## START STORED RECORDS

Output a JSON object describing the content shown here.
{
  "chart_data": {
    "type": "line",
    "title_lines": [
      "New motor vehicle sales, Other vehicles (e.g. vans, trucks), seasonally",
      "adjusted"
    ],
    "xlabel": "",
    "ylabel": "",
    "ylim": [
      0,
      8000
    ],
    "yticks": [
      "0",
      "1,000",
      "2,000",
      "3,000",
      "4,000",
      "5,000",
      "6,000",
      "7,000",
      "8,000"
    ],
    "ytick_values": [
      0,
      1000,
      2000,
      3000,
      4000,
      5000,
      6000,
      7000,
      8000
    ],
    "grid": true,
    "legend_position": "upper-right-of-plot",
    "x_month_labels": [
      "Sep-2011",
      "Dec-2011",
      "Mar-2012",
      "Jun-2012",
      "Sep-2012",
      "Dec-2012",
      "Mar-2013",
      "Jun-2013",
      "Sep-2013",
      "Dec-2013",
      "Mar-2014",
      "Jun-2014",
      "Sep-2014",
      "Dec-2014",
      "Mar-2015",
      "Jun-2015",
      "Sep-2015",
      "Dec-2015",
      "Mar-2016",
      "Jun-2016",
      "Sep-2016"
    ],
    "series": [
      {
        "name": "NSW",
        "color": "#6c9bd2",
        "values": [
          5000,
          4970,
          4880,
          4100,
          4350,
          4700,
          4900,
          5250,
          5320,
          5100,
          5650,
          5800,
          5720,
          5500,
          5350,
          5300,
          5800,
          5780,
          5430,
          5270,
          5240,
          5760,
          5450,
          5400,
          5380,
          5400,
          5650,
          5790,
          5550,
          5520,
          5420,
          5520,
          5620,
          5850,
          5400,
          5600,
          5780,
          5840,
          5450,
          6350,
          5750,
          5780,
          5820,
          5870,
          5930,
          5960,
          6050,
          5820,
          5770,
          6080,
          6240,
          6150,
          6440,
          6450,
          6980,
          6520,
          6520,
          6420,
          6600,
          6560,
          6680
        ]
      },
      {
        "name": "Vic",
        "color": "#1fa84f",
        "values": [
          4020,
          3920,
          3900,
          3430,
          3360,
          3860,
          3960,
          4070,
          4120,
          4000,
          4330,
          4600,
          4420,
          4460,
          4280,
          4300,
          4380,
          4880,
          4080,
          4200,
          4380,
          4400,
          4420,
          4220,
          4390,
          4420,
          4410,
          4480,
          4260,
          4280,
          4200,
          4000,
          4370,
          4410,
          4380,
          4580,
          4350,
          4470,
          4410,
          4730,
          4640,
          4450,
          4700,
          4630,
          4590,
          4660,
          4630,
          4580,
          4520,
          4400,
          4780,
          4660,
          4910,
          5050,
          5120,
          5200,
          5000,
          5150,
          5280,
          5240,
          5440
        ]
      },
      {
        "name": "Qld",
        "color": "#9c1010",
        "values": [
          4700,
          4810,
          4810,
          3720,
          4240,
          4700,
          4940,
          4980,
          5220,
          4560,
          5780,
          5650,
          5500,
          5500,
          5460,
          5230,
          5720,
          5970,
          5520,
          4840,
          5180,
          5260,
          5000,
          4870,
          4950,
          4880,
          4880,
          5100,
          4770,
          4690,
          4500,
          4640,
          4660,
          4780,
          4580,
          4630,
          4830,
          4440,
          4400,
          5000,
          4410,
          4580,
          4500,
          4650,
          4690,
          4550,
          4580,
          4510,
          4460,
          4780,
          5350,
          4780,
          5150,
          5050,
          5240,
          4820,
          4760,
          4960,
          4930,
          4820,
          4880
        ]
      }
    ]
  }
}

## END STORED RECORDS

YOUR INSTRUCTIONS: Scan the material above. Copy each line that holds the word "color".

ANSWER TO THIS EXERCISE:
        "color": "#6c9bd2",
        "color": "#1fa84f",
        "color": "#9c1010",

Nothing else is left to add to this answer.